◆ **Set problem**
Pick out each line of the records in which the word "this" appears.
···
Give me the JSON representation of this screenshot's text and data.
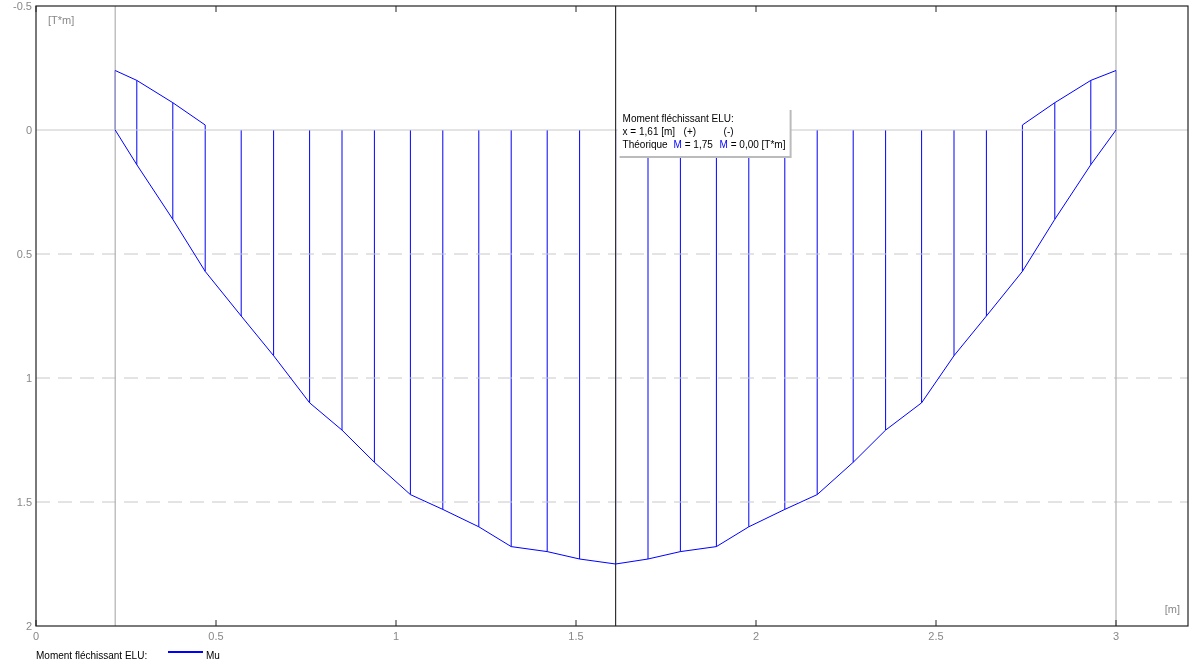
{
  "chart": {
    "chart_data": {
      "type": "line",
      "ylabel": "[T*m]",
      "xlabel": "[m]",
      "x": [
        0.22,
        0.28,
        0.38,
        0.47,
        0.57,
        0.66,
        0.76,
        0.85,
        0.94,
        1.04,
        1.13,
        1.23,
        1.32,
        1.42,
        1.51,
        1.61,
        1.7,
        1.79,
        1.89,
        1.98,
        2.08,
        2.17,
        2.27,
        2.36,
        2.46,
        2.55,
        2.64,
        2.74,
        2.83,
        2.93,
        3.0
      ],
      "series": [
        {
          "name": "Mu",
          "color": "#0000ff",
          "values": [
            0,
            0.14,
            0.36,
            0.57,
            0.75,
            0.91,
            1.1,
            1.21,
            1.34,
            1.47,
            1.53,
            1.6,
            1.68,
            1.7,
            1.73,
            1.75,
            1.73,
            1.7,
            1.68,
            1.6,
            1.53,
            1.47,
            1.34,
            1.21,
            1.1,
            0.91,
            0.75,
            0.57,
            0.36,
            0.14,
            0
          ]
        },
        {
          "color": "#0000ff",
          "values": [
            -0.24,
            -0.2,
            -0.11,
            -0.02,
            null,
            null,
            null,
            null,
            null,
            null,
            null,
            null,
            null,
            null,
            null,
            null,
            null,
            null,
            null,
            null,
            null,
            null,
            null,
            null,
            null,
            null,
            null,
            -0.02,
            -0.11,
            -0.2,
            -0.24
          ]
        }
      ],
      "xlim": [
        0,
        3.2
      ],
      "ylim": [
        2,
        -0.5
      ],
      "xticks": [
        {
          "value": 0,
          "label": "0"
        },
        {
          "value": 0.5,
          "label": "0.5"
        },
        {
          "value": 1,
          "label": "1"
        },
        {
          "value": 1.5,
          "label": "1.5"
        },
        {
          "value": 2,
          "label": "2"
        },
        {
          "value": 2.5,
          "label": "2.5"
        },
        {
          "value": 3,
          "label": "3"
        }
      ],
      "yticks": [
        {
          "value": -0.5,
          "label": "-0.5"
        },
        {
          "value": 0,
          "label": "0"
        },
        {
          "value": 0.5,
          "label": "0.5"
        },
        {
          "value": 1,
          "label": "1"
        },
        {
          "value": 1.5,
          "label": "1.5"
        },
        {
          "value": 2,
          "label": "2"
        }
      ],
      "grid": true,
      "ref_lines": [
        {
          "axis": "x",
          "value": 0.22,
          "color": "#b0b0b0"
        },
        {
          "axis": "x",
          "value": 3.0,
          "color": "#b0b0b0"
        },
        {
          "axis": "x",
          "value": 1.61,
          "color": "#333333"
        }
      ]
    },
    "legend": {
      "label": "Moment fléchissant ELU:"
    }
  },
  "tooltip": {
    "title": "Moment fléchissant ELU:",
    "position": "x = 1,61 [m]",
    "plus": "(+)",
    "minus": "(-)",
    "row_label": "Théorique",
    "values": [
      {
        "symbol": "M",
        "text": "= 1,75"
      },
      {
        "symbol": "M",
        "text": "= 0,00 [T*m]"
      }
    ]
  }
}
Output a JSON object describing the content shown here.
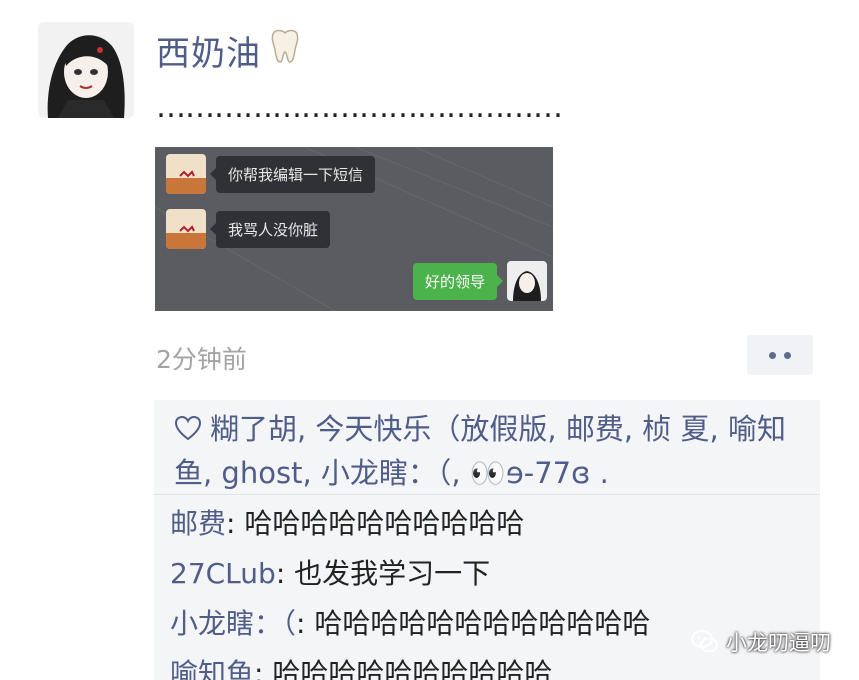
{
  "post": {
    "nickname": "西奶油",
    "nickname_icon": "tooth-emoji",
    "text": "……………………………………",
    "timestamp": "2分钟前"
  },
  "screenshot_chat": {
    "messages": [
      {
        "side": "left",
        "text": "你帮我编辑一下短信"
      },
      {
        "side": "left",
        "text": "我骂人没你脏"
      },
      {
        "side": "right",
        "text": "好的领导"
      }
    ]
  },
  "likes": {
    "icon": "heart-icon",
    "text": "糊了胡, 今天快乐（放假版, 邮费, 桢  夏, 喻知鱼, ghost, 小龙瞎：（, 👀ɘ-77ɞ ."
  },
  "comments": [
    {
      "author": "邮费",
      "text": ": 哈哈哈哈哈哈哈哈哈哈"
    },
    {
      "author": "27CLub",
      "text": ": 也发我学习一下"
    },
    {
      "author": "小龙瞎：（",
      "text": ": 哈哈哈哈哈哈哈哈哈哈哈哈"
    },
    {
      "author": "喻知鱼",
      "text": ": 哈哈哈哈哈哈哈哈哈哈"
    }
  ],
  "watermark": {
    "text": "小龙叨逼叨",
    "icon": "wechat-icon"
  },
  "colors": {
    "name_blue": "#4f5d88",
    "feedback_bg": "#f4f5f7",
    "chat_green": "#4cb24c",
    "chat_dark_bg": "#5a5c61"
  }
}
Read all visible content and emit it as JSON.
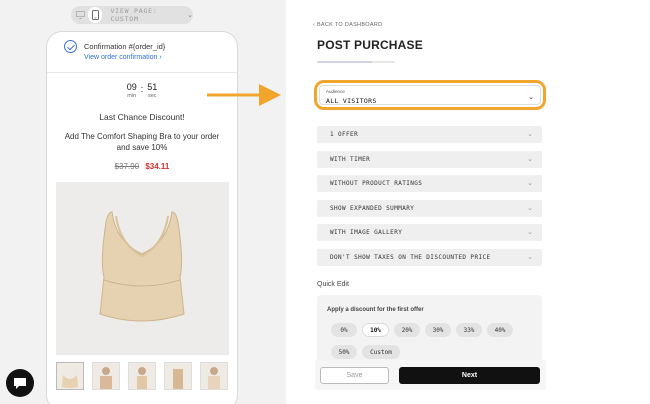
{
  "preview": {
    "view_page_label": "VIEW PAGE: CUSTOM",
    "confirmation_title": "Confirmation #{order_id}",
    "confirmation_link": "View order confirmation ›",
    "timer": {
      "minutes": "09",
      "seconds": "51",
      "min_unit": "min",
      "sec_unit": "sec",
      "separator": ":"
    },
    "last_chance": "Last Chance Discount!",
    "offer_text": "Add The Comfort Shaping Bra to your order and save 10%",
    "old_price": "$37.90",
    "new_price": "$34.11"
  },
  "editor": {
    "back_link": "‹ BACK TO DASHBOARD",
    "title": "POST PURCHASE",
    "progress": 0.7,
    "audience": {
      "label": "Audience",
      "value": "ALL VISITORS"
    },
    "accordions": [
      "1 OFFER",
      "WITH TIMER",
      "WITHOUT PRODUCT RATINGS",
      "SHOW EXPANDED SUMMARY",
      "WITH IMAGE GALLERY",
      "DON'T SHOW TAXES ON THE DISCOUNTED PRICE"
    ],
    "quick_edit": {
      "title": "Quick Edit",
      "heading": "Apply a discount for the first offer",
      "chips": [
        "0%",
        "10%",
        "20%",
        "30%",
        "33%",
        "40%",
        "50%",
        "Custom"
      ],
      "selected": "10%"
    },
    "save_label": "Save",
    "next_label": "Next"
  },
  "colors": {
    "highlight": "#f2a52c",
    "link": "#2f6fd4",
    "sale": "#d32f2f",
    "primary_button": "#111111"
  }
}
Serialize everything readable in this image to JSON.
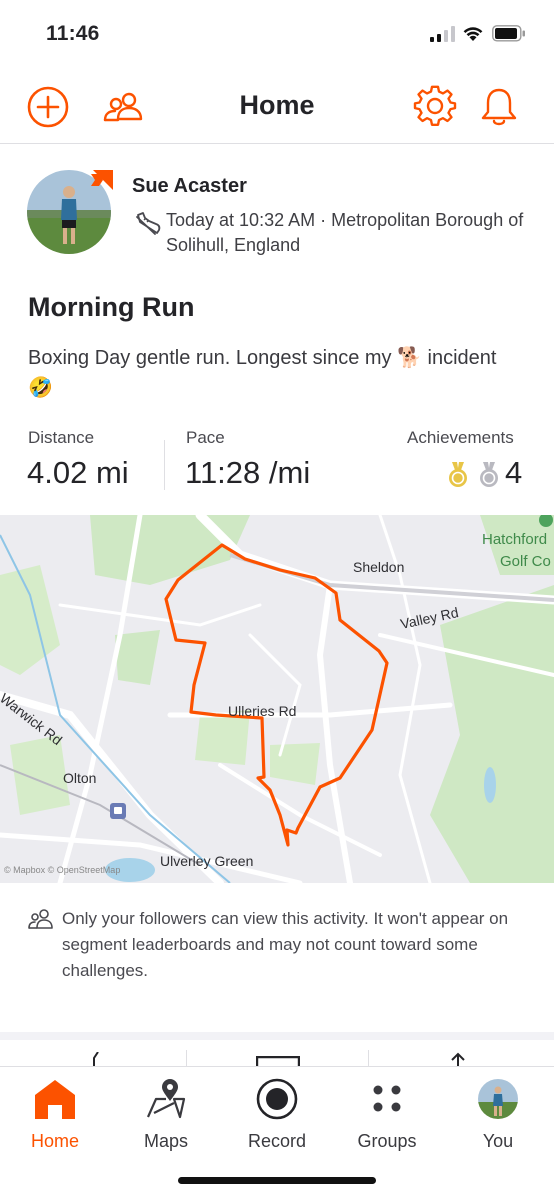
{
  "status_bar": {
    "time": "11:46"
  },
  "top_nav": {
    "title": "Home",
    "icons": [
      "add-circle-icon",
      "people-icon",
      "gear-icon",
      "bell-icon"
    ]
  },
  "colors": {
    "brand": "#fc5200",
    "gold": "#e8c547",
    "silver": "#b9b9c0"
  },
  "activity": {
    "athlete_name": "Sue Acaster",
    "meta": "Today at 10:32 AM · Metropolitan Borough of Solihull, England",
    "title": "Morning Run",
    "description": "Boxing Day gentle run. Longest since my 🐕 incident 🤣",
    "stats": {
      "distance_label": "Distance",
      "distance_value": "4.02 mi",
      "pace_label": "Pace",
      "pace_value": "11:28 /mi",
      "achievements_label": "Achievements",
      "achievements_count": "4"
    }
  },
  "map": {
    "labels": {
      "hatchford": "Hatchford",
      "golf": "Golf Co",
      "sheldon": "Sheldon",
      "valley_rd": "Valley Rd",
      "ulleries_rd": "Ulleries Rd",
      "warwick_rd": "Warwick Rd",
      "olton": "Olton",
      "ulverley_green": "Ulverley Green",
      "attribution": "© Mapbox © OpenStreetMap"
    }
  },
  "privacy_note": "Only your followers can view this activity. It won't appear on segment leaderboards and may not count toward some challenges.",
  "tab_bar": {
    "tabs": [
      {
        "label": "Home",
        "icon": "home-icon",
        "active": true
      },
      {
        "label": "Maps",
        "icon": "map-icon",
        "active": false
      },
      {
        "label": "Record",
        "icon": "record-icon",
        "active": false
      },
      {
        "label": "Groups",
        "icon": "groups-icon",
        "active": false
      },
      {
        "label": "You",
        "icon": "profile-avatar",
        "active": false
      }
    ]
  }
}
···
◆ **Final result**
Give me the JSON representation of this screenshot's text and data.
Serialize everything readable in this image to JSON.
  "privacy_note": "Only your followers can view this activity. It won't appear on segment leaderboards and may not count toward some challenges.",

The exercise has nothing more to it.